**THE PROBLEM**
Repeat each record exactly as written, and drop any images.

**GIVEN INFORMATION**
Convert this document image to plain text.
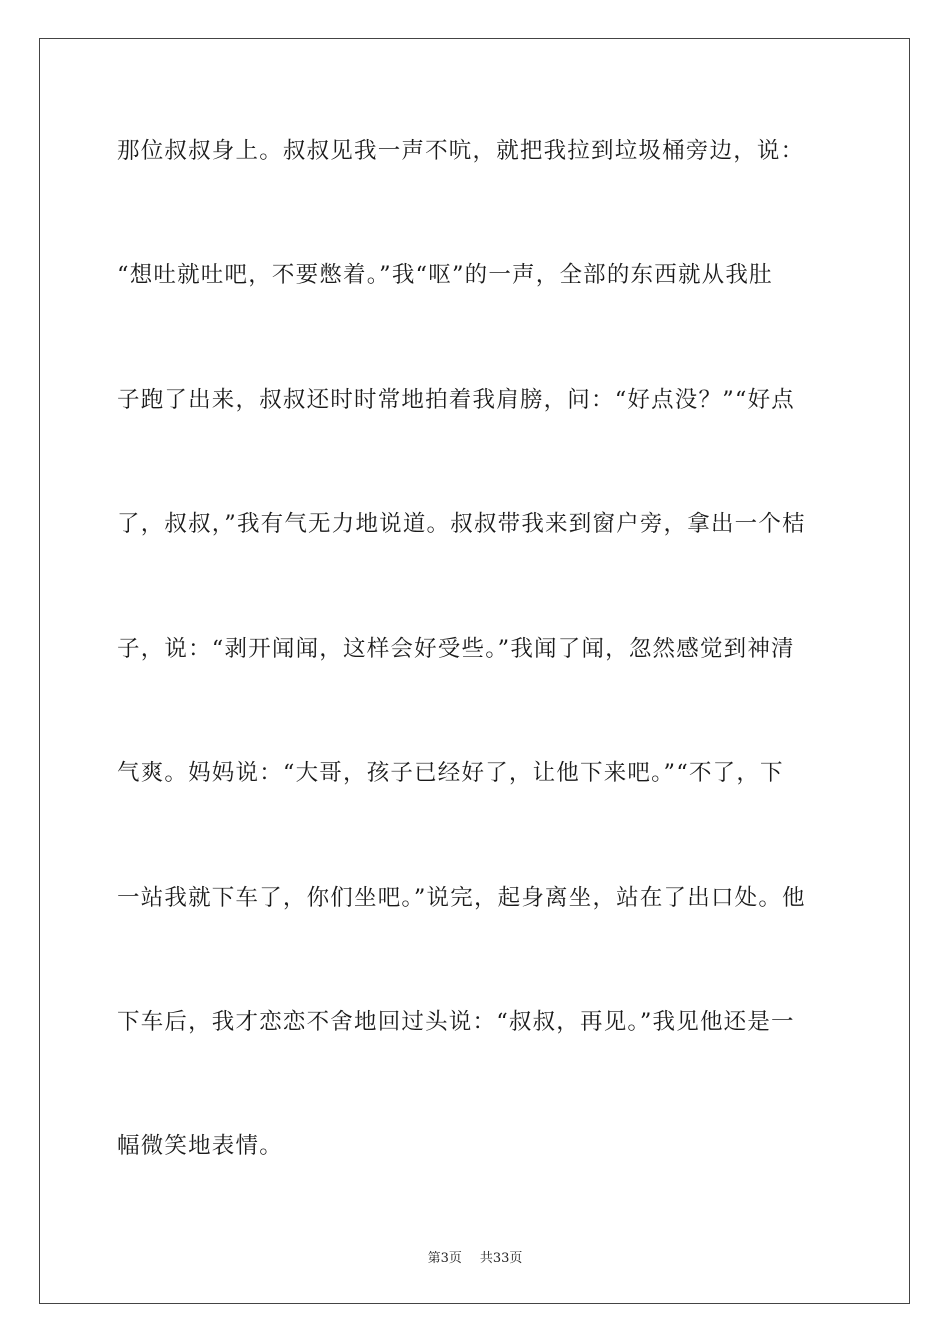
那位叔叔身上。叔叔见我一声不吭，就把我拉到垃圾桶旁边，说：
“想吐就吐吧，不要憋着。”我“呕”的一声，全部的东西就从我肚
子跑了出来，叔叔还时时常地拍着我肩膀，问：“好点没？”“好点
了，叔叔，”我有气无力地说道。叔叔带我来到窗户旁，拿出一个桔
子，说：“剥开闻闻，这样会好受些。”我闻了闻，忽然感觉到神清
气爽。妈妈说：“大哥，孩子已经好了，让他下来吧。”“不了，下
一站我就下车了，你们坐吧。”说完，起身离坐，站在了出口处。他
下车后，我才恋恋不舍地回过头说：“叔叔，再见。”我见他还是一
幅微笑地表情。
第3页 共33页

**RESPONSE**
Convert this document image to plain text.
那位叔叔身上。叔叔见我一声不吭，就把我拉到垃圾桶旁边，说：
“想吐就吐吧，不要憋着。”我“呕”的一声，全部的东西就从我肚
子跑了出来，叔叔还时时常地拍着我肩膀，问：“好点没？”“好点
了，叔叔，”我有气无力地说道。叔叔带我来到窗户旁，拿出一个桔
子，说：“剥开闻闻，这样会好受些。”我闻了闻，忽然感觉到神清
气爽。妈妈说：“大哥，孩子已经好了，让他下来吧。”“不了，下
一站我就下车了，你们坐吧。”说完，起身离坐，站在了出口处。他
下车后，我才恋恋不舍地回过头说：“叔叔，再见。”我见他还是一
幅微笑地表情。
第3页 共33页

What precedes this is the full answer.